What this task involves: All the data should come back exactly as it was given.

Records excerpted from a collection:
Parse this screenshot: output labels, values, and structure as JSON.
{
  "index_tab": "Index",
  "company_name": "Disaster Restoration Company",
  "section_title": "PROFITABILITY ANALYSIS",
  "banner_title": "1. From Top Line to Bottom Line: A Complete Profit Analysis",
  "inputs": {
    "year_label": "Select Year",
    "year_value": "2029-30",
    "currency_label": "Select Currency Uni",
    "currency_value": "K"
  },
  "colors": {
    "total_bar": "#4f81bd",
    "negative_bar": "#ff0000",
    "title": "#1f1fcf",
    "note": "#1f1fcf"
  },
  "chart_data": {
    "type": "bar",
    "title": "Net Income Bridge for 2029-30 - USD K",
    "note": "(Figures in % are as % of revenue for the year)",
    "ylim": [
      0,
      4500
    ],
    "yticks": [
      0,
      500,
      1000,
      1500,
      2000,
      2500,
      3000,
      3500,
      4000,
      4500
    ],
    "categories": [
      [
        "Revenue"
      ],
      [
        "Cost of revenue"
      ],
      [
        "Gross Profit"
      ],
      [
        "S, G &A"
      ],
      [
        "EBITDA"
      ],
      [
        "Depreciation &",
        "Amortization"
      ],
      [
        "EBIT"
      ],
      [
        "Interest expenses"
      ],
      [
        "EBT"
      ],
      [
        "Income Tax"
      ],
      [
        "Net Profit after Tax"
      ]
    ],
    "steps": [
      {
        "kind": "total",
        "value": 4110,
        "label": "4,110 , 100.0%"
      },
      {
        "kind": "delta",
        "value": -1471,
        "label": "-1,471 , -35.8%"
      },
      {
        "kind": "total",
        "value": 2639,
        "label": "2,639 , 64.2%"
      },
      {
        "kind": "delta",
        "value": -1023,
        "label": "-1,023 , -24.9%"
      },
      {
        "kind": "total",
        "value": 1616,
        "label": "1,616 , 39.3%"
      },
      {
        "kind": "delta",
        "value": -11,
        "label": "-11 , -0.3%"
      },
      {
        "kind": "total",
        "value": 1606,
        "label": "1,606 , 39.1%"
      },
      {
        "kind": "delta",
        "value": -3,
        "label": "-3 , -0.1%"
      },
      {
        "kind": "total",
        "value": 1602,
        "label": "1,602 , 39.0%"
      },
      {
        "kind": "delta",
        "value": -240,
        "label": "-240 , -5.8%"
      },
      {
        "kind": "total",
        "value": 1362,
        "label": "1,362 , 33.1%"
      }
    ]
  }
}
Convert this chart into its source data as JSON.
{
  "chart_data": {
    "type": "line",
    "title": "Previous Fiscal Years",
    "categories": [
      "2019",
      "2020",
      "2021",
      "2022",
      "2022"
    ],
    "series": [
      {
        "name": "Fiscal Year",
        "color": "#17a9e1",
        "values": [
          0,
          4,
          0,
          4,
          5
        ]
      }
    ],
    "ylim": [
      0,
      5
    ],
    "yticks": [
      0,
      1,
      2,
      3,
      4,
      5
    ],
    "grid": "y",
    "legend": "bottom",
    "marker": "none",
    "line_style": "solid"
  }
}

Final answer:
Parse this screenshot: output labels, values, and structure as JSON.
{
  "index_tab": "Index",
  "company_name": "Disaster Restoration Company",
  "section_title": "PROFITABILITY ANALYSIS",
  "banner_title": "1. From Top Line to Bottom Line: A Complete Profit Analysis",
  "inputs": {
    "year_label": "Select Year",
    "year_value": "2029-30",
    "currency_label": "Select Currency Uni",
    "currency_value": "K"
  },
  "colors": {
    "total_bar": "#4f81bd",
    "negative_bar": "#ff0000",
    "title": "#1f1fcf",
    "note": "#1f1fcf"
  },
  "chart_data": {
    "type": "bar",
    "title": "Net Income Bridge for 2029-30 - USD K",
    "note": "(Figures in % are as % of revenue for the year)",
    "ylim": [
      0,
      4500
    ],
    "yticks": [
      0,
      500,
      1000,
      1500,
      2000,
      2500,
      3000,
      3500,
      4000,
      4500
    ],
    "categories": [
      [
        "Revenue"
      ],
      [
        "Cost of revenue"
      ],
      [
        "Gross Profit"
      ],
      [
        "S, G &A"
      ],
      [
        "EBITDA"
      ],
      [
        "Depreciation &",
        "Amortization"
      ],
      [
        "EBIT"
      ],
      [
        "Interest expenses"
      ],
      [
        "EBT"
      ],
      [
        "Income Tax"
      ],
      [
        "Net Profit after Tax"
      ]
    ],
    "steps": [
      {
        "kind": "total",
        "value": 4110,
        "label": "4,110 , 100.0%"
      },
      {
        "kind": "delta",
        "value": -1471,
        "label": "-1,471 , -35.8%"
      },
      {
        "kind": "total",
        "value": 2639,
        "label": "2,639 , 64.2%"
      },
      {
        "kind": "delta",
        "value": -1023,
        "label": "-1,023 , -24.9%"
      },
      {
        "kind": "total",
        "value": 1616,
        "label": "1,616 , 39.3%"
      },
      {
        "kind": "delta",
        "value": -11,
        "label": "-11 , -0.3%"
      },
      {
        "kind": "total",
        "value": 1606,
        "label": "1,606 , 39.1%"
      },
      {
        "kind": "delta",
        "value": -3,
        "label": "-3 , -0.1%"
      },
      {
        "kind": "total",
        "value": 1602,
        "label": "1,602 , 39.0%"
      },
      {
        "kind": "delta",
        "value": -240,
        "label": "-240 , -5.8%"
      },
      {
        "kind": "total",
        "value": 1362,
        "label": "1,362 , 33.1%"
      }
    ]
  }
}
Convert this chart into its source data as JSON.
{
  "chart_data": {
    "type": "line",
    "title": "Previous Fiscal Years",
    "categories": [
      "2019",
      "2020",
      "2021",
      "2022",
      "2022"
    ],
    "series": [
      {
        "name": "Fiscal Year",
        "color": "#17a9e1",
        "values": [
          0,
          4,
          0,
          4,
          5
        ]
      }
    ],
    "ylim": [
      0,
      5
    ],
    "yticks": [
      0,
      1,
      2,
      3,
      4,
      5
    ],
    "grid": "y",
    "legend": "bottom",
    "marker": "none",
    "line_style": "solid"
  }
}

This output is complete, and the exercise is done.